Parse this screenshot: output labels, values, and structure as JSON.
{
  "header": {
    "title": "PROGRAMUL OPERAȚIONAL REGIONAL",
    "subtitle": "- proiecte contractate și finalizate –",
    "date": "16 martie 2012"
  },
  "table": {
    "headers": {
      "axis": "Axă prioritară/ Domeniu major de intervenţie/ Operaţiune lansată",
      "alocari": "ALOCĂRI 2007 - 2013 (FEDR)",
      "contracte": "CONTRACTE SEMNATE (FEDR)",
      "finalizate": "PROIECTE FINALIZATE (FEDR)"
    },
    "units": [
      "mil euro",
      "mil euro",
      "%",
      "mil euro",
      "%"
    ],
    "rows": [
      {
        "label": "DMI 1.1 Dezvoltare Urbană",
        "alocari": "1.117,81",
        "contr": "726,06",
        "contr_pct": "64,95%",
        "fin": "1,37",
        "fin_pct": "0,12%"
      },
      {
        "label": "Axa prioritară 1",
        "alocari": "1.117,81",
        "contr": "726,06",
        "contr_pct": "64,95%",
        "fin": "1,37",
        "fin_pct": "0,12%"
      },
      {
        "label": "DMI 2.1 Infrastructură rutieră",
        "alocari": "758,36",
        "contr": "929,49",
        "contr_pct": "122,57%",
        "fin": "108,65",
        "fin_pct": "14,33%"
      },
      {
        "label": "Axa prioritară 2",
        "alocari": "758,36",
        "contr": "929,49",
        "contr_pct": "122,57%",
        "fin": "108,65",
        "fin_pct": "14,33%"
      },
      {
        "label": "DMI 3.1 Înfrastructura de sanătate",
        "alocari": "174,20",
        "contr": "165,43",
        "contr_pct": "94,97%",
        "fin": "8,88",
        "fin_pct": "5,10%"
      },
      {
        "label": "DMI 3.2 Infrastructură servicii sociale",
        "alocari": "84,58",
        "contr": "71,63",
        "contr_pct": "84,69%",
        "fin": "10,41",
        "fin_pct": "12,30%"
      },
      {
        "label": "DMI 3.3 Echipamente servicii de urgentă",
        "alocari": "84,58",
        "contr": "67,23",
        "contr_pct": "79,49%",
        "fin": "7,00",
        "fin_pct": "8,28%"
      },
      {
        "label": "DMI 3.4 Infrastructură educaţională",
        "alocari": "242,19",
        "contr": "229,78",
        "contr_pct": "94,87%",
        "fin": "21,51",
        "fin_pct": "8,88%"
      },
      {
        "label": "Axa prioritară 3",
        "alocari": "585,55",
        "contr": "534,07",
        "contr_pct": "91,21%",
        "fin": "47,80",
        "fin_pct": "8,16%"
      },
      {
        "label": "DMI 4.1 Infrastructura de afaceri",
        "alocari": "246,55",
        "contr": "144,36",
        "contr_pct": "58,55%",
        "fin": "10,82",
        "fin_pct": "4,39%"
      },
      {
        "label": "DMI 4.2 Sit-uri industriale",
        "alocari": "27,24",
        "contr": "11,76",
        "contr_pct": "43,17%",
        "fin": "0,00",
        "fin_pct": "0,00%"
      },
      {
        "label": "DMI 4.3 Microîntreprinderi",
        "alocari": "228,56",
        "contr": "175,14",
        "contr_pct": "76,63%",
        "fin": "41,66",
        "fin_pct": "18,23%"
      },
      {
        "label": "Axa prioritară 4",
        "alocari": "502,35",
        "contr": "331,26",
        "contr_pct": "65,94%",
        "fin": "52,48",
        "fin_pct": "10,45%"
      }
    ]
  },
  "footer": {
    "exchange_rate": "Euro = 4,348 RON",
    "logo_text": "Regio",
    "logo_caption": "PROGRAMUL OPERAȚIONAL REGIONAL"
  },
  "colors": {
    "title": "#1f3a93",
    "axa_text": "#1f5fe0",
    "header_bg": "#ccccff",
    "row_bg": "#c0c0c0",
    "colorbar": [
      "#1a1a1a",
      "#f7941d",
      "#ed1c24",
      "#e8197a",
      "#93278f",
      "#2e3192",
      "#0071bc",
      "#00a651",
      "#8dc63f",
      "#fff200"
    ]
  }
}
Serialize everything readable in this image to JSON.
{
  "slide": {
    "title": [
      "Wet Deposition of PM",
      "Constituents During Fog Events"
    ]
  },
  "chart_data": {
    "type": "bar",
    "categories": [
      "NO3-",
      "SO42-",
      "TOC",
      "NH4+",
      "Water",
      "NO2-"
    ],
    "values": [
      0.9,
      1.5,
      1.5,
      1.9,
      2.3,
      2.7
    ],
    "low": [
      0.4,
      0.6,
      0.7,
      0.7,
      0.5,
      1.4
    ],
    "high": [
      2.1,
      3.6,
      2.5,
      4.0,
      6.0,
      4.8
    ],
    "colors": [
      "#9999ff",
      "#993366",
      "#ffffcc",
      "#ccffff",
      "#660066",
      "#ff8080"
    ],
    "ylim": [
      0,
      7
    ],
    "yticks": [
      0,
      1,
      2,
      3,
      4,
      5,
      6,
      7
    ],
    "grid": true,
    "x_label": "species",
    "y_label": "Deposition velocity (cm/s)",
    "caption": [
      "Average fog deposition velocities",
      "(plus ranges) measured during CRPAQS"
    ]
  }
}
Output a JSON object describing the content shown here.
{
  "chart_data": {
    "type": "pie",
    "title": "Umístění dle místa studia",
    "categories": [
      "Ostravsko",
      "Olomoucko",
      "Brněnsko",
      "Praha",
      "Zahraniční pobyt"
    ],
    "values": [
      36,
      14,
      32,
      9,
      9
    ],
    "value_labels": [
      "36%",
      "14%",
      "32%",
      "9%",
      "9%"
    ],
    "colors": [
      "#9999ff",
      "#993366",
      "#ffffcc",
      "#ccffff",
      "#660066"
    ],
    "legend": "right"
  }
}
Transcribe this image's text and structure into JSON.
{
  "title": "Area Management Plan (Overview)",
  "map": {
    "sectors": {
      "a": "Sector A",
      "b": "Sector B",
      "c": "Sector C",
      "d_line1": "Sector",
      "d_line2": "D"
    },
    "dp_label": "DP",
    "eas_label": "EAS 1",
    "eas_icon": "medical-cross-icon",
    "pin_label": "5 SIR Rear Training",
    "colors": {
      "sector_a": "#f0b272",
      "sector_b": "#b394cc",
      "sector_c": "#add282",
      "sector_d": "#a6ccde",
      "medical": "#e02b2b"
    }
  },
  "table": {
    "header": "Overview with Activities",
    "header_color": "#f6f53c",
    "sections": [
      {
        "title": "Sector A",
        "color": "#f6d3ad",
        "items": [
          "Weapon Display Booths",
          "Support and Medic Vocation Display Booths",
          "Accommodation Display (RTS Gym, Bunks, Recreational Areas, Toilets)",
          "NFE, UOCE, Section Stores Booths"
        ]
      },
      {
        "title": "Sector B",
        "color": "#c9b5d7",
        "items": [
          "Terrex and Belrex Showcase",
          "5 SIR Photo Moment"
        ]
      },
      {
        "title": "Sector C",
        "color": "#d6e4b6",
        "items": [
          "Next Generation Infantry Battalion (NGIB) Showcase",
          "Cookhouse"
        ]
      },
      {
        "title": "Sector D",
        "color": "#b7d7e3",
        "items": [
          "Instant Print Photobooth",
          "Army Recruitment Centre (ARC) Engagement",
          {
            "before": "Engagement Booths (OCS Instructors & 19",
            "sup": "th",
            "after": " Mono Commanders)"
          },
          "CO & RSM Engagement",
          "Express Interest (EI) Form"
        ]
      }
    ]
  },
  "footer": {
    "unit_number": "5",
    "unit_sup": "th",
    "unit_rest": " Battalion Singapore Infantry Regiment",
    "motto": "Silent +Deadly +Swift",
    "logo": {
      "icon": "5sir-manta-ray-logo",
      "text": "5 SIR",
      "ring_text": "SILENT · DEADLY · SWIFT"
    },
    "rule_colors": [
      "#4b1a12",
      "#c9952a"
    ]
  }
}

Task directions: Look through the entries above and list every line containing "prioritară".

Output below:
      "axis": "Axă prioritară/ Domeniu major de intervenţie/ Operaţiune lansată",
        "label": "Axa prioritară 1",
        "label": "Axa prioritară 2",
        "label": "Axa prioritară 3",
        "label": "Axa prioritară 4",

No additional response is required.